* _Aim of the exercise_
Pick out every line that holds the string "JSON" and copy it.

* _Task material_
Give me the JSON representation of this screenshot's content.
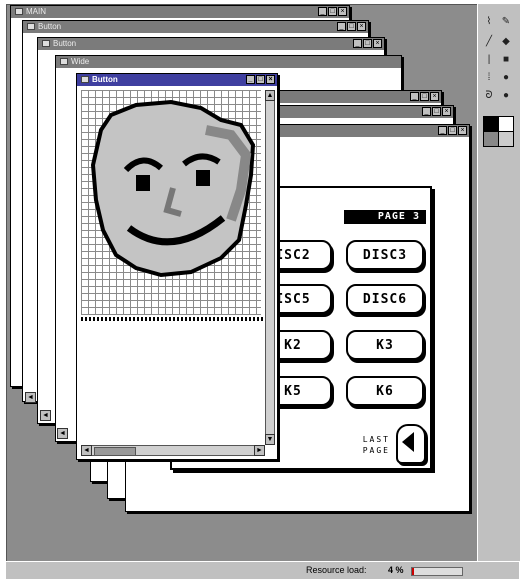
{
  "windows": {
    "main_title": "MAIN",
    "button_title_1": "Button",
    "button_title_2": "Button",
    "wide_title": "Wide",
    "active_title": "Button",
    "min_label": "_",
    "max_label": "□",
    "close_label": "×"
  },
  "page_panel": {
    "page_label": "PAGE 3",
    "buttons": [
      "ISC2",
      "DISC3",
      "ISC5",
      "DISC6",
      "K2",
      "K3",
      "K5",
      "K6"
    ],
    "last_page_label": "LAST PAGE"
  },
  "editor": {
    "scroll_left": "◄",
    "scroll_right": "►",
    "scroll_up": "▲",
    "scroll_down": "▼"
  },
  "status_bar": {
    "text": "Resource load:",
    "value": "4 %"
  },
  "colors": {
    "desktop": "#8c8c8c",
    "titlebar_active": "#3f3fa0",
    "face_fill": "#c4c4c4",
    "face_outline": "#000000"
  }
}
--
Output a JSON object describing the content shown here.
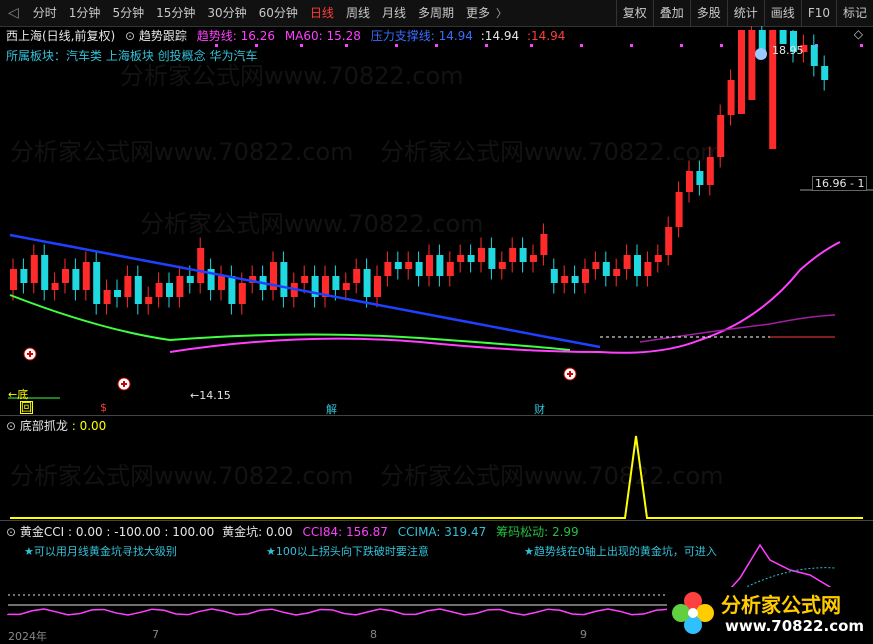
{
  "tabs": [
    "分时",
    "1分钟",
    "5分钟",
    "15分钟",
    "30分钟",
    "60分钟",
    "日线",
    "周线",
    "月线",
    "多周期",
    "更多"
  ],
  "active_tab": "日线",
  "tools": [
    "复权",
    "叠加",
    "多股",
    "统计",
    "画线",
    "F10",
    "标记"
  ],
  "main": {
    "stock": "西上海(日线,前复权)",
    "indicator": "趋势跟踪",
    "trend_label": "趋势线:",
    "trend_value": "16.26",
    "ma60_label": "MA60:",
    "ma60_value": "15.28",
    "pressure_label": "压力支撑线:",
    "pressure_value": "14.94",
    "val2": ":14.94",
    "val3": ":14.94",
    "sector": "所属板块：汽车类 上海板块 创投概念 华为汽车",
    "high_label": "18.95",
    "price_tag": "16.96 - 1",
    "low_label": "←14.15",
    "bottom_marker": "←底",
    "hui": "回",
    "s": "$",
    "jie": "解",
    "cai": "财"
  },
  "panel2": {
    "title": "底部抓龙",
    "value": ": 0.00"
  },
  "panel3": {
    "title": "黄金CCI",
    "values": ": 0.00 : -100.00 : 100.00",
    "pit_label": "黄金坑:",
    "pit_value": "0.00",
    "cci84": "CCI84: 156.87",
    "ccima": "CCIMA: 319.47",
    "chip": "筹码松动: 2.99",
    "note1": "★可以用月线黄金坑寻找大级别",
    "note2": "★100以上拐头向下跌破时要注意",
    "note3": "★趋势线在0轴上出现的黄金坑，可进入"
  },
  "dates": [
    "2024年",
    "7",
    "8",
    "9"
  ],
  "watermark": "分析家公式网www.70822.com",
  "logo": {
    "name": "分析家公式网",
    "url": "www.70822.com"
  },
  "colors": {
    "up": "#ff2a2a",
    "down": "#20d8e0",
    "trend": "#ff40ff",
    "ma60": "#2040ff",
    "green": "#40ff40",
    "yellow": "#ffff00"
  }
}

* _Task response_
Give me the JSON representation of this screenshot's content.
Output a JSON object describing the content shown here.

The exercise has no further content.